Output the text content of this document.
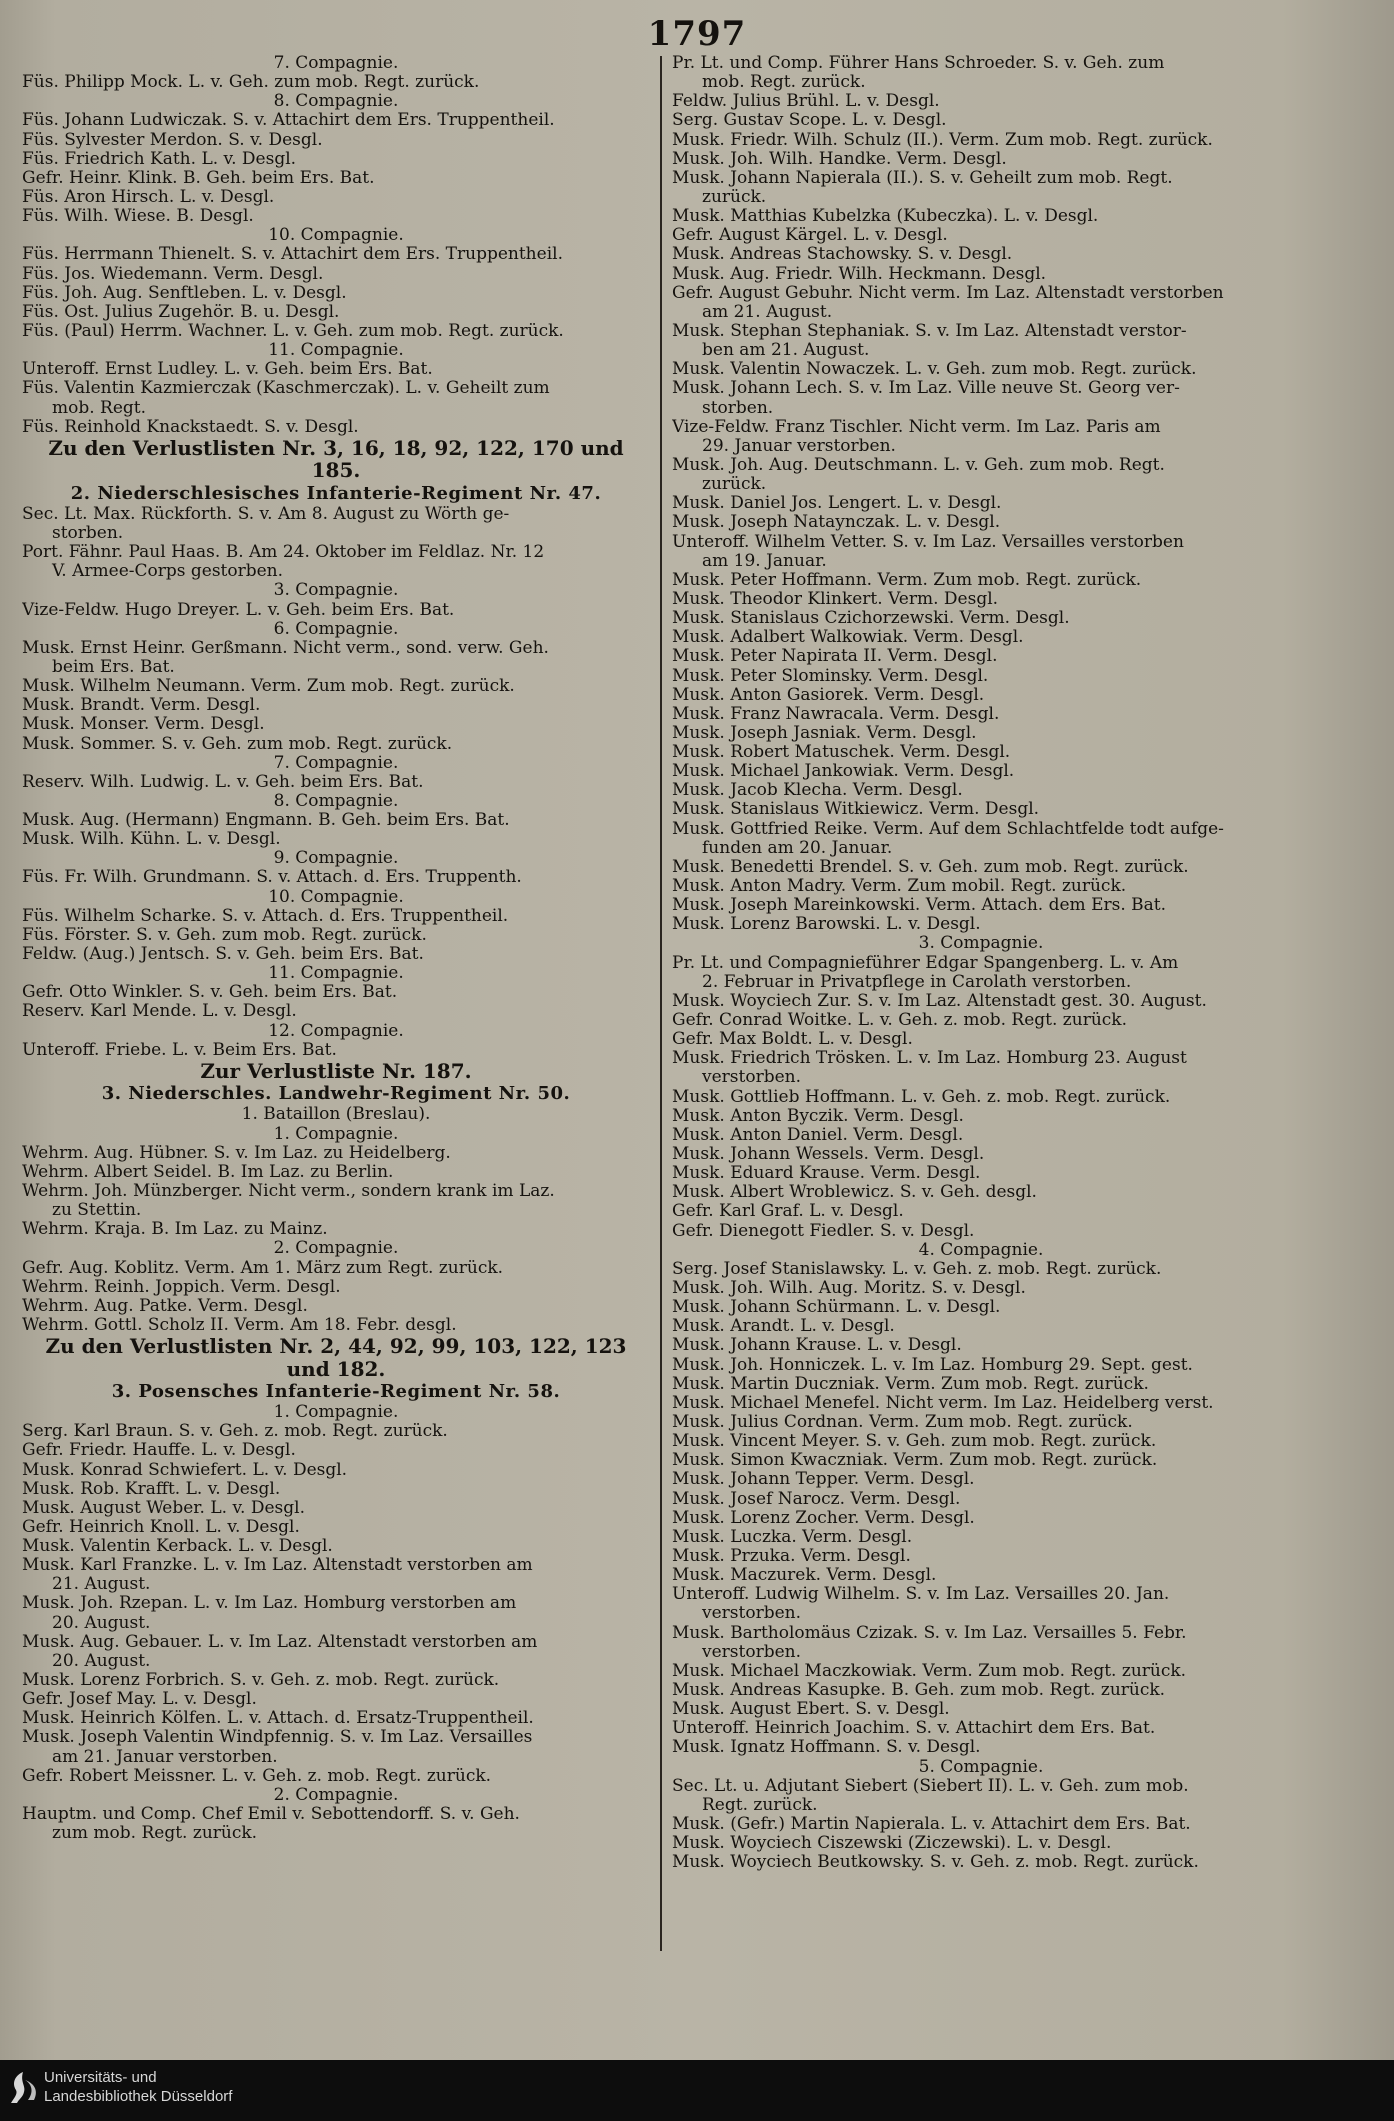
1797
7. Compagnie.
Füs. Philipp Mock. L. v. Geh. zum mob. Regt. zurück.
8. Compagnie.
Füs. Johann Ludwiczak. S. v. Attachirt dem Ers. Truppentheil.
Füs. Sylvester Merdon. S. v. Desgl.
Füs. Friedrich Kath. L. v. Desgl.
Gefr. Heinr. Klink. B. Geh. beim Ers. Bat.
Füs. Aron Hirsch. L. v. Desgl.
Füs. Wilh. Wiese. B. Desgl.
10. Compagnie.
Füs. Herrmann Thienelt. S. v. Attachirt dem Ers. Truppentheil.
Füs. Jos. Wiedemann. Verm. Desgl.
Füs. Joh. Aug. Senftleben. L. v. Desgl.
Füs. Ost. Julius Zugehör. B. u. Desgl.
Füs. (Paul) Herrm. Wachner. L. v. Geh. zum mob. Regt. zurück.
11. Compagnie.
Unteroff. Ernst Ludley. L. v. Geh. beim Ers. Bat.
Füs. Valentin Kazmierczak (Kaschmerczak). L. v. Geheilt zum
mob. Regt.
Füs. Reinhold Knackstaedt. S. v. Desgl.
Zu den Verlustlisten Nr. 3, 16, 18, 92, 122, 170 und 185.
2. Niederschlesisches Infanterie-Regiment Nr. 47.
Sec. Lt. Max. Rückforth. S. v. Am 8. August zu Wörth ge-
storben.
Port. Fähnr. Paul Haas. B. Am 24. Oktober im Feldlaz. Nr. 12
V. Armee-Corps gestorben.
3. Compagnie.
Vize-Feldw. Hugo Dreyer. L. v. Geh. beim Ers. Bat.
6. Compagnie.
Musk. Ernst Heinr. Gerßmann. Nicht verm., sond. verw. Geh.
beim Ers. Bat.
Musk. Wilhelm Neumann. Verm. Zum mob. Regt. zurück.
Musk. Brandt. Verm. Desgl.
Musk. Monser. Verm. Desgl.
Musk. Sommer. S. v. Geh. zum mob. Regt. zurück.
7. Compagnie.
Reserv. Wilh. Ludwig. L. v. Geh. beim Ers. Bat.
8. Compagnie.
Musk. Aug. (Hermann) Engmann. B. Geh. beim Ers. Bat.
Musk. Wilh. Kühn. L. v. Desgl.
9. Compagnie.
Füs. Fr. Wilh. Grundmann. S. v. Attach. d. Ers. Truppenth.
10. Compagnie.
Füs. Wilhelm Scharke. S. v. Attach. d. Ers. Truppentheil.
Füs. Förster. S. v. Geh. zum mob. Regt. zurück.
Feldw. (Aug.) Jentsch. S. v. Geh. beim Ers. Bat.
11. Compagnie.
Gefr. Otto Winkler. S. v. Geh. beim Ers. Bat.
Reserv. Karl Mende. L. v. Desgl.
12. Compagnie.
Unteroff. Friebe. L. v. Beim Ers. Bat.
Zur Verlustliste Nr. 187.
3. Niederschles. Landwehr-Regiment Nr. 50.
1. Bataillon (Breslau).
1. Compagnie.
Wehrm. Aug. Hübner. S. v. Im Laz. zu Heidelberg.
Wehrm. Albert Seidel. B. Im Laz. zu Berlin.
Wehrm. Joh. Münzberger. Nicht verm., sondern krank im Laz.
zu Stettin.
Wehrm. Kraja. B. Im Laz. zu Mainz.
2. Compagnie.
Gefr. Aug. Koblitz. Verm. Am 1. März zum Regt. zurück.
Wehrm. Reinh. Joppich. Verm. Desgl.
Wehrm. Aug. Patke. Verm. Desgl.
Wehrm. Gottl. Scholz II. Verm. Am 18. Febr. desgl.
Zu den Verlustlisten Nr. 2, 44, 92, 99, 103, 122, 123 und 182.
3. Posensches Infanterie-Regiment Nr. 58.
1. Compagnie.
Serg. Karl Braun. S. v. Geh. z. mob. Regt. zurück.
Gefr. Friedr. Hauffe. L. v. Desgl.
Musk. Konrad Schwiefert. L. v. Desgl.
Musk. Rob. Krafft. L. v. Desgl.
Musk. August Weber. L. v. Desgl.
Gefr. Heinrich Knoll. L. v. Desgl.
Musk. Valentin Kerback. L. v. Desgl.
Musk. Karl Franzke. L. v. Im Laz. Altenstadt verstorben am
21. August.
Musk. Joh. Rzepan. L. v. Im Laz. Homburg verstorben am
20. August.
Musk. Aug. Gebauer. L. v. Im Laz. Altenstadt verstorben am
20. August.
Musk. Lorenz Forbrich. S. v. Geh. z. mob. Regt. zurück.
Gefr. Josef May. L. v. Desgl.
Musk. Heinrich Kölfen. L. v. Attach. d. Ersatz-Truppentheil.
Musk. Joseph Valentin Windpfennig. S. v. Im Laz. Versailles
am 21. Januar verstorben.
Gefr. Robert Meissner. L. v. Geh. z. mob. Regt. zurück.
2. Compagnie.
Hauptm. und Comp. Chef Emil v. Sebottendorff. S. v. Geh.
zum mob. Regt. zurück.
Pr. Lt. und Comp. Führer Hans Schroeder. S. v. Geh. zum
mob. Regt. zurück.
Feldw. Julius Brühl. L. v. Desgl.
Serg. Gustav Scope. L. v. Desgl.
Musk. Friedr. Wilh. Schulz (II.). Verm. Zum mob. Regt. zurück.
Musk. Joh. Wilh. Handke. Verm. Desgl.
Musk. Johann Napierala (II.). S. v. Geheilt zum mob. Regt.
zurück.
Musk. Matthias Kubelzka (Kubeczka). L. v. Desgl.
Gefr. August Kärgel. L. v. Desgl.
Musk. Andreas Stachowsky. S. v. Desgl.
Musk. Aug. Friedr. Wilh. Heckmann. Desgl.
Gefr. August Gebuhr. Nicht verm. Im Laz. Altenstadt verstorben
am 21. August.
Musk. Stephan Stephaniak. S. v. Im Laz. Altenstadt verstor-
ben am 21. August.
Musk. Valentin Nowaczek. L. v. Geh. zum mob. Regt. zurück.
Musk. Johann Lech. S. v. Im Laz. Ville neuve St. Georg ver-
storben.
Vize-Feldw. Franz Tischler. Nicht verm. Im Laz. Paris am
29. Januar verstorben.
Musk. Joh. Aug. Deutschmann. L. v. Geh. zum mob. Regt.
zurück.
Musk. Daniel Jos. Lengert. L. v. Desgl.
Musk. Joseph Nataynczak. L. v. Desgl.
Unteroff. Wilhelm Vetter. S. v. Im Laz. Versailles verstorben
am 19. Januar.
Musk. Peter Hoffmann. Verm. Zum mob. Regt. zurück.
Musk. Theodor Klinkert. Verm. Desgl.
Musk. Stanislaus Czichorzewski. Verm. Desgl.
Musk. Adalbert Walkowiak. Verm. Desgl.
Musk. Peter Napirata II. Verm. Desgl.
Musk. Peter Slominsky. Verm. Desgl.
Musk. Anton Gasiorek. Verm. Desgl.
Musk. Franz Nawracala. Verm. Desgl.
Musk. Joseph Jasniak. Verm. Desgl.
Musk. Robert Matuschek. Verm. Desgl.
Musk. Michael Jankowiak. Verm. Desgl.
Musk. Jacob Klecha. Verm. Desgl.
Musk. Stanislaus Witkiewicz. Verm. Desgl.
Musk. Gottfried Reike. Verm. Auf dem Schlachtfelde todt aufge-
funden am 20. Januar.
Musk. Benedetti Brendel. S. v. Geh. zum mob. Regt. zurück.
Musk. Anton Madry. Verm. Zum mobil. Regt. zurück.
Musk. Joseph Mareinkowski. Verm. Attach. dem Ers. Bat.
Musk. Lorenz Barowski. L. v. Desgl.
3. Compagnie.
Pr. Lt. und Compagnieführer Edgar Spangenberg. L. v. Am
2. Februar in Privatpflege in Carolath verstorben.
Musk. Woyciech Zur. S. v. Im Laz. Altenstadt gest. 30. August.
Gefr. Conrad Woitke. L. v. Geh. z. mob. Regt. zurück.
Gefr. Max Boldt. L. v. Desgl.
Musk. Friedrich Trösken. L. v. Im Laz. Homburg 23. August
verstorben.
Musk. Gottlieb Hoffmann. L. v. Geh. z. mob. Regt. zurück.
Musk. Anton Byczik. Verm. Desgl.
Musk. Anton Daniel. Verm. Desgl.
Musk. Johann Wessels. Verm. Desgl.
Musk. Eduard Krause. Verm. Desgl.
Musk. Albert Wroblewicz. S. v. Geh. desgl.
Gefr. Karl Graf. L. v. Desgl.
Gefr. Dienegott Fiedler. S. v. Desgl.
4. Compagnie.
Serg. Josef Stanislawsky. L. v. Geh. z. mob. Regt. zurück.
Musk. Joh. Wilh. Aug. Moritz. S. v. Desgl.
Musk. Johann Schürmann. L. v. Desgl.
Musk. Arandt. L. v. Desgl.
Musk. Johann Krause. L. v. Desgl.
Musk. Joh. Honniczek. L. v. Im Laz. Homburg 29. Sept. gest.
Musk. Martin Duczniak. Verm. Zum mob. Regt. zurück.
Musk. Michael Menefel. Nicht verm. Im Laz. Heidelberg verst.
Musk. Julius Cordnan. Verm. Zum mob. Regt. zurück.
Musk. Vincent Meyer. S. v. Geh. zum mob. Regt. zurück.
Musk. Simon Kwaczniak. Verm. Zum mob. Regt. zurück.
Musk. Johann Tepper. Verm. Desgl.
Musk. Josef Narocz. Verm. Desgl.
Musk. Lorenz Zocher. Verm. Desgl.
Musk. Luczka. Verm. Desgl.
Musk. Przuka. Verm. Desgl.
Musk. Maczurek. Verm. Desgl.
Unteroff. Ludwig Wilhelm. S. v. Im Laz. Versailles 20. Jan.
verstorben.
Musk. Bartholomäus Czizak. S. v. Im Laz. Versailles 5. Febr.
verstorben.
Musk. Michael Maczkowiak. Verm. Zum mob. Regt. zurück.
Musk. Andreas Kasupke. B. Geh. zum mob. Regt. zurück.
Musk. August Ebert. S. v. Desgl.
Unteroff. Heinrich Joachim. S. v. Attachirt dem Ers. Bat.
Musk. Ignatz Hoffmann. S. v. Desgl.
5. Compagnie.
Sec. Lt. u. Adjutant Siebert (Siebert II). L. v. Geh. zum mob.
Regt. zurück.
Musk. (Gefr.) Martin Napierala. L. v. Attachirt dem Ers. Bat.
Musk. Woyciech Ciszewski (Ziczewski). L. v. Desgl.
Musk. Woyciech Beutkowsky. S. v. Geh. z. mob. Regt. zurück.
Universitäts- und
Landesbibliothek Düsseldorf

▸ Set exercise: Scan the lines for the string "Feldw". Pick out every line that has it.

▸ The output:
Vize-Feldw. Hugo Dreyer. L. v. Geh. beim Ers. Bat.
Feldw. (Aug.) Jentsch. S. v. Geh. beim Ers. Bat.
Feldw. Julius Brühl. L. v. Desgl.
Vize-Feldw. Franz Tischler. Nicht verm. Im Laz. Paris am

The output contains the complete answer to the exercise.